Saved entries
┌──

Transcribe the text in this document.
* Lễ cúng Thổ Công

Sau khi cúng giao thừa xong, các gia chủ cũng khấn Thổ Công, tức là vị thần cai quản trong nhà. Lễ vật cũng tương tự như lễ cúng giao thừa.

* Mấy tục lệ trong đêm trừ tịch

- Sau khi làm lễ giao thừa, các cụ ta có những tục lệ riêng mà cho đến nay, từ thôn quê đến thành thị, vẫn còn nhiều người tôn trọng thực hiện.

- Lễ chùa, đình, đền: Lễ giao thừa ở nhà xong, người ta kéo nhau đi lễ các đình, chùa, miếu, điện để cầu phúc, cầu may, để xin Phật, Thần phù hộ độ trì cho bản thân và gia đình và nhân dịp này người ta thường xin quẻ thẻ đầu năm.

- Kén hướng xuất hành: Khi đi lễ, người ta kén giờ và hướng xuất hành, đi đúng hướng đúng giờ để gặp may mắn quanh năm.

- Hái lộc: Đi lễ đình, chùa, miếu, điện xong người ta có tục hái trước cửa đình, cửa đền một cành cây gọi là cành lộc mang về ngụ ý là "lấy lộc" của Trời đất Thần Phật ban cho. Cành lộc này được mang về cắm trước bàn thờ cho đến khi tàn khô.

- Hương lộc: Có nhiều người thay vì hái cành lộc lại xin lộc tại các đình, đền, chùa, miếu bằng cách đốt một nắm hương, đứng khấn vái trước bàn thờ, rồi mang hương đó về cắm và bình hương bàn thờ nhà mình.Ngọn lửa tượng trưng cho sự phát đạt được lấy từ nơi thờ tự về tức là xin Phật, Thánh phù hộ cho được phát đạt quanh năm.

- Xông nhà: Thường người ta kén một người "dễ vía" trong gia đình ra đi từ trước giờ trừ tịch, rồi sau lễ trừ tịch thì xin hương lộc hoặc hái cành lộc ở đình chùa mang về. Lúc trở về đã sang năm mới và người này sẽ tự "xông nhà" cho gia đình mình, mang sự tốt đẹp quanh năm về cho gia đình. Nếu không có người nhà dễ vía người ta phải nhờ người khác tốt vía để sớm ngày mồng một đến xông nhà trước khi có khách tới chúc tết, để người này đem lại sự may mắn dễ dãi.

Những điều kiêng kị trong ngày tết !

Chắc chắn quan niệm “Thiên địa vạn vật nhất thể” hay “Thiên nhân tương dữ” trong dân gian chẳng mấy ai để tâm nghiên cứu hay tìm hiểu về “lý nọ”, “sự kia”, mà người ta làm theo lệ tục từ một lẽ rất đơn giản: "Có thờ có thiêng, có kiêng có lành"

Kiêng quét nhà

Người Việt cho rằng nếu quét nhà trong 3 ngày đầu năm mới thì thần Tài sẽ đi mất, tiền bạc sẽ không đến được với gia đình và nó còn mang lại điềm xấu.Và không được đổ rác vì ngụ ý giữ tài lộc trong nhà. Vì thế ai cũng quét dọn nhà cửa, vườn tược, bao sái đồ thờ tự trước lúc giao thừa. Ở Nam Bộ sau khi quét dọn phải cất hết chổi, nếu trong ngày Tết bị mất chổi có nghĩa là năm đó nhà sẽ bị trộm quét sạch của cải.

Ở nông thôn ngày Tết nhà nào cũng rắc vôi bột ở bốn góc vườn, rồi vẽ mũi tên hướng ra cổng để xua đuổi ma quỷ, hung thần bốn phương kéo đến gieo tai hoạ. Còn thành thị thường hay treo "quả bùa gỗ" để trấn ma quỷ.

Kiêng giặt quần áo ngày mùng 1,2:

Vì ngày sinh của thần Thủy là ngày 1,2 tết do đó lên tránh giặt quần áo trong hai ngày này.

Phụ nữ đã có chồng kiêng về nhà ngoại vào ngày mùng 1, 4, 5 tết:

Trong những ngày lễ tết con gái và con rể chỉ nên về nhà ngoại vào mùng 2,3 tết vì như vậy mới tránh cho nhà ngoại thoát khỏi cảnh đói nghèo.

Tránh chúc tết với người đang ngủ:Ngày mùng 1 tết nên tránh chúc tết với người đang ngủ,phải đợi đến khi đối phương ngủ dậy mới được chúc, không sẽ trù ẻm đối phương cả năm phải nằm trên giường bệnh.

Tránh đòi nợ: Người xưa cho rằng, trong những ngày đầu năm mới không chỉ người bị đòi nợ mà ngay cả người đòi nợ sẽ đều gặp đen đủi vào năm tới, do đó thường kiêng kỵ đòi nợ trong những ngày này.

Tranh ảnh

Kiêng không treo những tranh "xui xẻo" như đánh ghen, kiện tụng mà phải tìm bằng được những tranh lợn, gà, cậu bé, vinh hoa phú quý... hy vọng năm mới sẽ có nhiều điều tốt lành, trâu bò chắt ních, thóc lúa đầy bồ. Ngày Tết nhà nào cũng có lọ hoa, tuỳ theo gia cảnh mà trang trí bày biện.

└──

# [TASK REQUIREMENTS]
Note every line above where the string "Công" shows up, and copy those lines.

# [ANSWER IN FULL]
* Lễ cúng Thổ Công
Sau khi cúng giao thừa xong, các gia chủ cũng khấn Thổ Công, tức là vị thần cai quản trong nhà. Lễ vật cũng tương tự như lễ cúng giao thừa.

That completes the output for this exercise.